◆ Work instructions: Every line of the material that follows must be printed again exactly.
** begin **
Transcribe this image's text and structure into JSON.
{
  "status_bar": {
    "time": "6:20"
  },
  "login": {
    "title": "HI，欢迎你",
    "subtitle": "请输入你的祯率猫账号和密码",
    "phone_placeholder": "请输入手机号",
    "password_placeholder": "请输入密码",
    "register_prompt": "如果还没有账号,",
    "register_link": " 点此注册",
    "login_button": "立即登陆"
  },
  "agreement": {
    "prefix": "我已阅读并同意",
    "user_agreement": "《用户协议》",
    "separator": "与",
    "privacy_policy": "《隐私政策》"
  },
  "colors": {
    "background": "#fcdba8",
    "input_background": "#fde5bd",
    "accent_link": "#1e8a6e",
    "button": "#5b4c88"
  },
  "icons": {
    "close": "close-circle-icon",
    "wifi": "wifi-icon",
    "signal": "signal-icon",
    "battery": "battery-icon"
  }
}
** end **
◆ Solution for this task:
Transcribe this image's text and structure into JSON.
{
  "status_bar": {
    "time": "6:20"
  },
  "login": {
    "title": "HI，欢迎你",
    "subtitle": "请输入你的祯率猫账号和密码",
    "phone_placeholder": "请输入手机号",
    "password_placeholder": "请输入密码",
    "register_prompt": "如果还没有账号,",
    "register_link": " 点此注册",
    "login_button": "立即登陆"
  },
  "agreement": {
    "prefix": "我已阅读并同意",
    "user_agreement": "《用户协议》",
    "separator": "与",
    "privacy_policy": "《隐私政策》"
  },
  "colors": {
    "background": "#fcdba8",
    "input_background": "#fde5bd",
    "accent_link": "#1e8a6e",
    "button": "#5b4c88"
  },
  "icons": {
    "close": "close-circle-icon",
    "wifi": "wifi-icon",
    "signal": "signal-icon",
    "battery": "battery-icon"
  }
}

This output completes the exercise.